Filter the entries that follow, copying every line in which the word "panel" appears.

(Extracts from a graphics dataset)
___
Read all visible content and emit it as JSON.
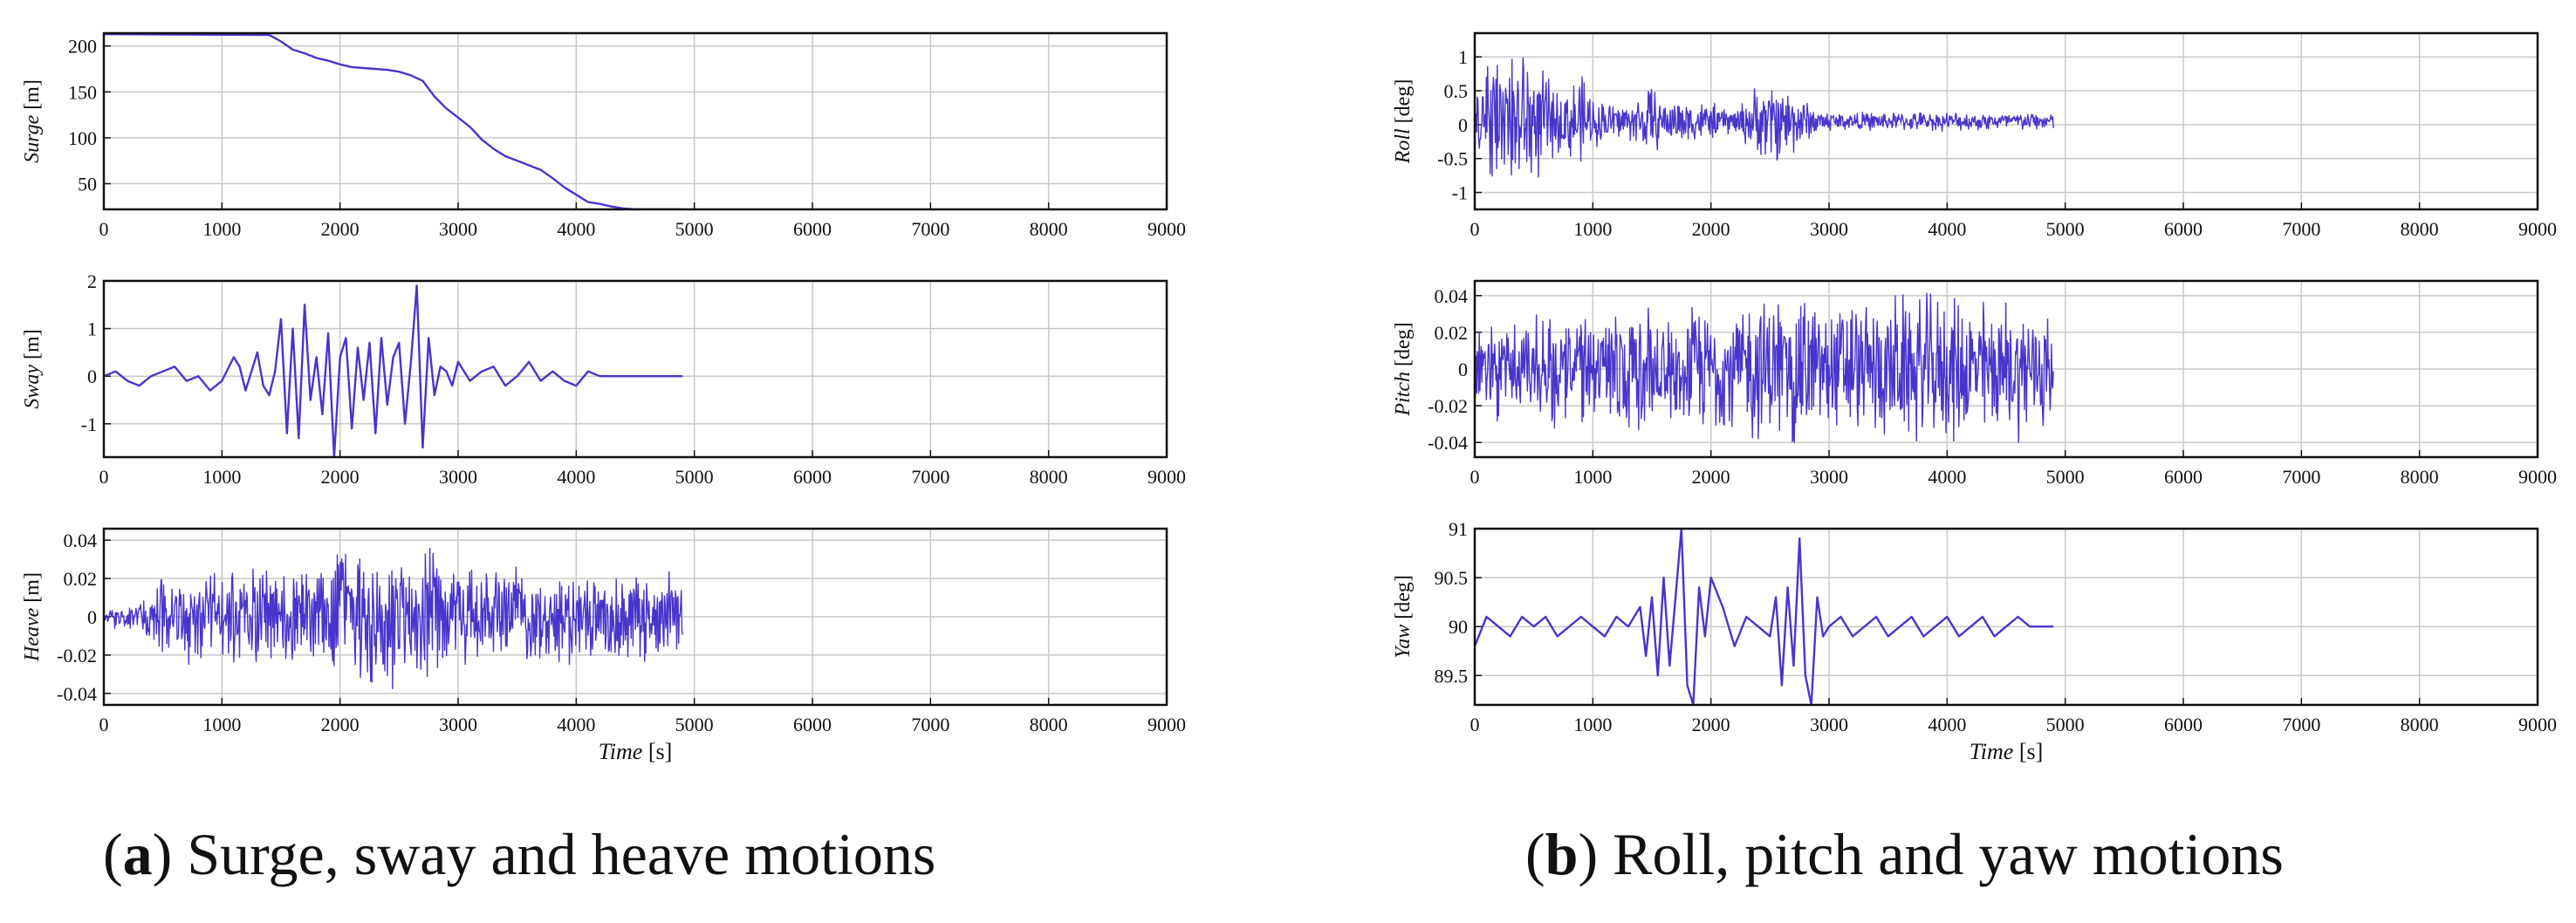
{
  "figure": {
    "captions": [
      {
        "letter": "a",
        "open": "(",
        "close": ")",
        "text": " Surge, sway and heave motions"
      },
      {
        "letter": "b",
        "open": "(",
        "close": ")",
        "text": " Roll, pitch and yaw motions"
      }
    ],
    "line_color": "#4a35cc",
    "grid_color": "#c8c8c8"
  },
  "chart_data": [
    {
      "type": "line",
      "panel": "a1",
      "ylabel": "Surge",
      "yunit": "[m]",
      "xlim": [
        0,
        9000
      ],
      "ylim": [
        22,
        214
      ],
      "xticks": [
        0,
        1000,
        2000,
        3000,
        4000,
        5000,
        6000,
        7000,
        8000,
        9000
      ],
      "yticks": [
        50,
        100,
        150,
        200
      ],
      "ytick_labels": [
        "50",
        "100",
        "150",
        "200"
      ],
      "xlabel": "",
      "xunit": "",
      "series": [
        {
          "kind": "path",
          "x": [
            0,
            1400,
            1500,
            1600,
            1700,
            1800,
            1900,
            2000,
            2100,
            2200,
            2300,
            2400,
            2500,
            2600,
            2700,
            2800,
            2900,
            3000,
            3100,
            3200,
            3300,
            3400,
            3500,
            3600,
            3700,
            3800,
            3900,
            4000,
            4100,
            4200,
            4300,
            4400,
            4500,
            4600,
            4700,
            4800,
            4900
          ],
          "y": [
            213,
            212,
            205,
            196,
            192,
            187,
            184,
            180,
            177,
            176,
            175,
            174,
            172,
            168,
            162,
            145,
            132,
            122,
            112,
            98,
            88,
            80,
            75,
            70,
            65,
            56,
            46,
            38,
            30,
            28,
            25,
            23,
            22,
            22,
            22,
            22,
            22
          ]
        }
      ]
    },
    {
      "type": "line",
      "panel": "a2",
      "ylabel": "Sway",
      "yunit": "[m]",
      "xlim": [
        0,
        9000
      ],
      "ylim": [
        -1.7,
        2.0
      ],
      "xticks": [
        0,
        1000,
        2000,
        3000,
        4000,
        5000,
        6000,
        7000,
        8000,
        9000
      ],
      "yticks": [
        -1,
        0,
        1,
        2
      ],
      "ytick_labels": [
        "-1",
        "0",
        "1",
        "2"
      ],
      "xlabel": "",
      "xunit": "",
      "series": [
        {
          "kind": "path",
          "x": [
            0,
            100,
            200,
            300,
            400,
            500,
            600,
            700,
            800,
            900,
            1000,
            1100,
            1150,
            1200,
            1250,
            1300,
            1350,
            1400,
            1450,
            1500,
            1550,
            1600,
            1650,
            1700,
            1750,
            1800,
            1850,
            1900,
            1950,
            2000,
            2050,
            2100,
            2150,
            2200,
            2250,
            2300,
            2350,
            2400,
            2450,
            2500,
            2550,
            2600,
            2650,
            2700,
            2750,
            2800,
            2850,
            2900,
            2950,
            3000,
            3100,
            3200,
            3300,
            3400,
            3500,
            3600,
            3700,
            3800,
            3900,
            4000,
            4100,
            4200,
            4300,
            4400,
            4500,
            4600,
            4700,
            4800,
            4900
          ],
          "y": [
            0,
            0.1,
            -0.1,
            -0.2,
            0,
            0.1,
            0.2,
            -0.1,
            0,
            -0.3,
            -0.1,
            0.4,
            0.2,
            -0.3,
            0.1,
            0.5,
            -0.2,
            -0.4,
            0.1,
            1.2,
            -1.2,
            1.0,
            -1.3,
            1.5,
            -0.5,
            0.4,
            -0.8,
            0.9,
            -1.7,
            0.4,
            0.8,
            -1.1,
            0.6,
            -0.5,
            0.7,
            -1.2,
            0.8,
            -0.6,
            0.4,
            0.7,
            -1.0,
            0.3,
            1.9,
            -1.5,
            0.8,
            -0.4,
            0.2,
            0.1,
            -0.2,
            0.3,
            -0.1,
            0.1,
            0.2,
            -0.2,
            0,
            0.3,
            -0.1,
            0.1,
            -0.1,
            -0.2,
            0.1,
            0,
            0,
            0,
            0,
            0,
            0,
            0,
            0
          ]
        }
      ]
    },
    {
      "type": "line",
      "panel": "a3",
      "ylabel": "Heave",
      "yunit": "[m]",
      "xlim": [
        0,
        9000
      ],
      "ylim": [
        -0.046,
        0.046
      ],
      "xticks": [
        0,
        1000,
        2000,
        3000,
        4000,
        5000,
        6000,
        7000,
        8000,
        9000
      ],
      "yticks": [
        -0.04,
        -0.02,
        0,
        0.02,
        0.04
      ],
      "ytick_labels": [
        "-0.04",
        "-0.02",
        "0",
        "0.02",
        "0.04"
      ],
      "xlabel": "Time",
      "xunit": "[s]",
      "series": [
        {
          "kind": "noise",
          "x_end": 4900,
          "envelope_x": [
            0,
            300,
            500,
            1500,
            1900,
            2100,
            2600,
            2800,
            3200,
            4300,
            4900
          ],
          "envelope_amp": [
            0.005,
            0.01,
            0.025,
            0.03,
            0.035,
            0.04,
            0.04,
            0.04,
            0.03,
            0.025,
            0.025
          ]
        }
      ]
    },
    {
      "type": "line",
      "panel": "b1",
      "ylabel": "Roll",
      "yunit": "[deg]",
      "xlim": [
        0,
        9000
      ],
      "ylim": [
        -1.25,
        1.35
      ],
      "xticks": [
        0,
        1000,
        2000,
        3000,
        4000,
        5000,
        6000,
        7000,
        8000,
        9000
      ],
      "yticks": [
        -1,
        -0.5,
        0,
        0.5,
        1
      ],
      "ytick_labels": [
        "-1",
        "-0.5",
        "0",
        "0.5",
        "1"
      ],
      "xlabel": "",
      "xunit": "",
      "series": [
        {
          "kind": "noise",
          "x_end": 4900,
          "envelope_x": [
            0,
            150,
            400,
            600,
            700,
            900,
            1000,
            1300,
            1500,
            1600,
            1700,
            2000,
            2200,
            2400,
            2600,
            2900,
            3100,
            4900
          ],
          "envelope_amp": [
            0.5,
            1.0,
            1.3,
            0.8,
            0.5,
            0.8,
            0.4,
            0.3,
            0.6,
            0.3,
            0.4,
            0.3,
            0.2,
            0.6,
            0.7,
            0.2,
            0.15,
            0.15
          ]
        }
      ]
    },
    {
      "type": "line",
      "panel": "b2",
      "ylabel": "Pitch",
      "yunit": "[deg]",
      "xlim": [
        0,
        9000
      ],
      "ylim": [
        -0.048,
        0.048
      ],
      "xticks": [
        0,
        1000,
        2000,
        3000,
        4000,
        5000,
        6000,
        7000,
        8000,
        9000
      ],
      "yticks": [
        -0.04,
        -0.02,
        0,
        0.02,
        0.04
      ],
      "ytick_labels": [
        "-0.04",
        "-0.02",
        "0",
        "0.02",
        "0.04"
      ],
      "xlabel": "",
      "xunit": "",
      "series": [
        {
          "kind": "noise",
          "x_end": 4900,
          "envelope_x": [
            0,
            500,
            1000,
            2000,
            2700,
            3000,
            3800,
            4900
          ],
          "envelope_amp": [
            0.03,
            0.035,
            0.035,
            0.038,
            0.048,
            0.04,
            0.045,
            0.04
          ]
        }
      ]
    },
    {
      "type": "line",
      "panel": "b3",
      "ylabel": "Yaw",
      "yunit": "[deg]",
      "xlim": [
        0,
        9000
      ],
      "ylim": [
        89.2,
        91.0
      ],
      "xticks": [
        0,
        1000,
        2000,
        3000,
        4000,
        5000,
        6000,
        7000,
        8000,
        9000
      ],
      "yticks": [
        89.5,
        90,
        90.5,
        91
      ],
      "ytick_labels": [
        "89.5",
        "90",
        "90.5",
        "91"
      ],
      "xlabel": "Time",
      "xunit": "[s]",
      "series": [
        {
          "kind": "path",
          "x": [
            0,
            100,
            200,
            300,
            400,
            500,
            600,
            700,
            800,
            900,
            1000,
            1100,
            1200,
            1300,
            1400,
            1450,
            1500,
            1550,
            1600,
            1650,
            1700,
            1750,
            1800,
            1850,
            1900,
            1950,
            2000,
            2100,
            2200,
            2300,
            2400,
            2500,
            2550,
            2600,
            2650,
            2700,
            2750,
            2800,
            2850,
            2900,
            2950,
            3000,
            3100,
            3200,
            3300,
            3400,
            3500,
            3600,
            3700,
            3800,
            3900,
            4000,
            4100,
            4200,
            4300,
            4400,
            4500,
            4600,
            4700,
            4800,
            4900
          ],
          "y": [
            89.8,
            90.1,
            90.0,
            89.9,
            90.1,
            90.0,
            90.1,
            89.9,
            90.0,
            90.1,
            90.0,
            89.9,
            90.1,
            90.0,
            90.2,
            89.7,
            90.3,
            89.5,
            90.5,
            89.6,
            90.3,
            91.0,
            89.4,
            89.2,
            90.4,
            89.9,
            90.5,
            90.2,
            89.8,
            90.1,
            90.0,
            89.9,
            90.3,
            89.4,
            90.4,
            89.6,
            90.9,
            89.5,
            89.2,
            90.3,
            89.9,
            90.0,
            90.1,
            89.9,
            90.0,
            90.1,
            89.9,
            90.0,
            90.1,
            89.9,
            90.0,
            90.1,
            89.9,
            90.0,
            90.1,
            89.9,
            90.0,
            90.1,
            90.0,
            90.0,
            90.0
          ]
        }
      ]
    }
  ]
}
___
Result of the exercise:
      "panel": "a1",
      "panel": "a2",
      "panel": "a3",
      "panel": "b1",
      "panel": "b2",
      "panel": "b3",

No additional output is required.